» Objective
Search the material below for the string "asterisk" and extract each line that has it.

» Input records
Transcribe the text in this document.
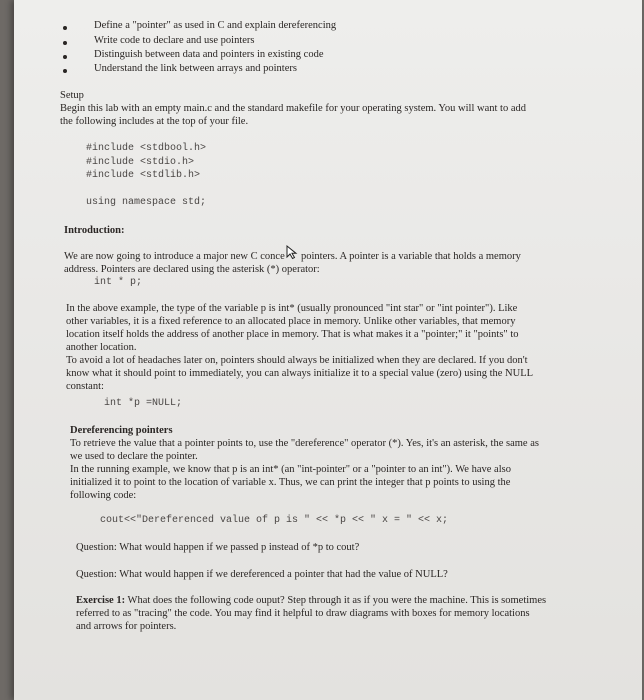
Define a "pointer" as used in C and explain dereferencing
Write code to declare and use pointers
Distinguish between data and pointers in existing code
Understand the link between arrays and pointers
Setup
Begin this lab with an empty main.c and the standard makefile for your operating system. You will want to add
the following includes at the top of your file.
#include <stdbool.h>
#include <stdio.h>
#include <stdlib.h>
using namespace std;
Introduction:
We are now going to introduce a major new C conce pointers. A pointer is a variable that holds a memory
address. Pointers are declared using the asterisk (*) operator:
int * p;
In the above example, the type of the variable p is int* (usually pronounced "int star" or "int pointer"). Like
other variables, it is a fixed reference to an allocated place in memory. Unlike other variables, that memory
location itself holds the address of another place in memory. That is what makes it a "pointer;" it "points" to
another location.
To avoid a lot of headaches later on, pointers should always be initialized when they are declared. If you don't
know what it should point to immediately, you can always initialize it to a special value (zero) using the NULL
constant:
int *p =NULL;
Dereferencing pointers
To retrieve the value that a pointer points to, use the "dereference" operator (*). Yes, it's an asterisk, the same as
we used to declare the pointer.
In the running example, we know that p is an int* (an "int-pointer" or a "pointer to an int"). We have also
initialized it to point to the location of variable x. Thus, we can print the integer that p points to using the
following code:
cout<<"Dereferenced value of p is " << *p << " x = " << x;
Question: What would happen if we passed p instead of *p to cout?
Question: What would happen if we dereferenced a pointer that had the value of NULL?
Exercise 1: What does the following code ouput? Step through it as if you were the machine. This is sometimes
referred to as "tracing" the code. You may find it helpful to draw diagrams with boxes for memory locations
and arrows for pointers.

--

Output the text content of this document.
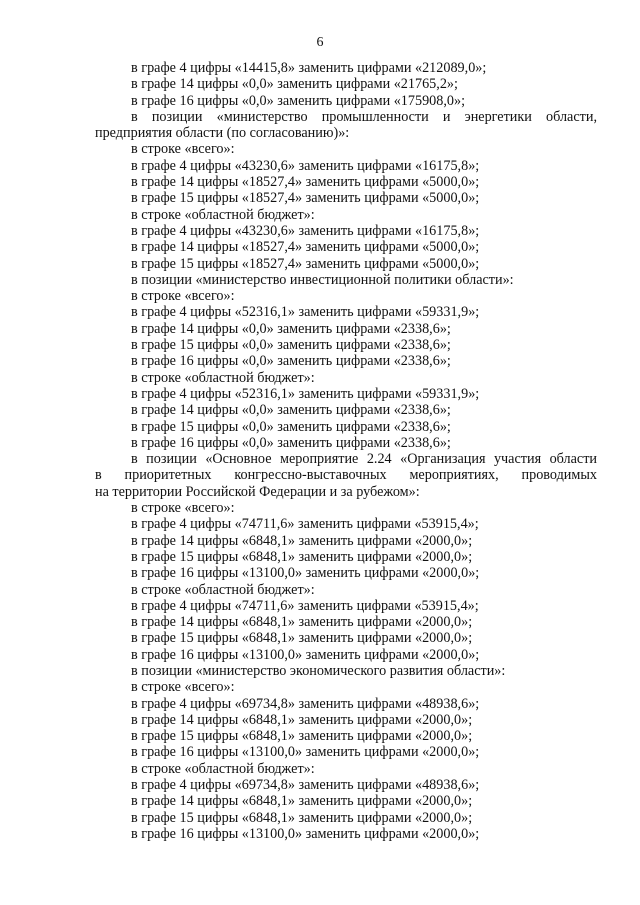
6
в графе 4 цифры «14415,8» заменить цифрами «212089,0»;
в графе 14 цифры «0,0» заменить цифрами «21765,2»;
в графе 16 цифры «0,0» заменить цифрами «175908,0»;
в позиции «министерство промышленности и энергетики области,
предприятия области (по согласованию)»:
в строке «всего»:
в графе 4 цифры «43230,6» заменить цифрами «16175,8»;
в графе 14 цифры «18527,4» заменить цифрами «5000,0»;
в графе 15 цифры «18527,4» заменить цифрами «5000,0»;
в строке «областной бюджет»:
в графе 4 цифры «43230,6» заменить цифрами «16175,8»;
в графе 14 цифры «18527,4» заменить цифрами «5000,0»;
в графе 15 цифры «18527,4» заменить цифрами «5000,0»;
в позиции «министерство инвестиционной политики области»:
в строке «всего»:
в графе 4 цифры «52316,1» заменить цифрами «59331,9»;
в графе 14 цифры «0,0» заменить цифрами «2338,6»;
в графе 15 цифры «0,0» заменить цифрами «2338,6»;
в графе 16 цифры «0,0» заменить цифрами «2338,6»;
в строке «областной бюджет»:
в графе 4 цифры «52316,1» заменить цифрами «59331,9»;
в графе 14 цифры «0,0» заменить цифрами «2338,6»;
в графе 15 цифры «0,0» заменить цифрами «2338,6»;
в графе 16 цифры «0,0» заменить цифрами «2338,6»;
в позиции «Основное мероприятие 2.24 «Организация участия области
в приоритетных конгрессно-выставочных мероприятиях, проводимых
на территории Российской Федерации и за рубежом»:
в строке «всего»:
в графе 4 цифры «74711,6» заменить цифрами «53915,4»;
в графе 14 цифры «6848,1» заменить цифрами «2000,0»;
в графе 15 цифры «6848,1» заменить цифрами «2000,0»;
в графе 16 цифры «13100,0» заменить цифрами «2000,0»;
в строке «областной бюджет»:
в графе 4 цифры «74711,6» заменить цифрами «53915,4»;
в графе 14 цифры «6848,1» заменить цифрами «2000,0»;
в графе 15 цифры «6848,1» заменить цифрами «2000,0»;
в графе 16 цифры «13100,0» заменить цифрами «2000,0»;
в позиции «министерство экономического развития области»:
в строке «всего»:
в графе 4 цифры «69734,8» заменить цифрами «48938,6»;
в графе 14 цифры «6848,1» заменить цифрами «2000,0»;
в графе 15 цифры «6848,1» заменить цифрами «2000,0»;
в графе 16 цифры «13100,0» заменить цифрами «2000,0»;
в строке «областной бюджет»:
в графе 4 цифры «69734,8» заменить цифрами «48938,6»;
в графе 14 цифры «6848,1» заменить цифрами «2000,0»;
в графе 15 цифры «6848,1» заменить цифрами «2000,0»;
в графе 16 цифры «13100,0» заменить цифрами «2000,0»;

» Complete answer
address. Pointers are declared using the asterisk (*) operator:
To retrieve the value that a pointer points to, use the "dereference" operator (*). Yes, it's an asterisk, the same as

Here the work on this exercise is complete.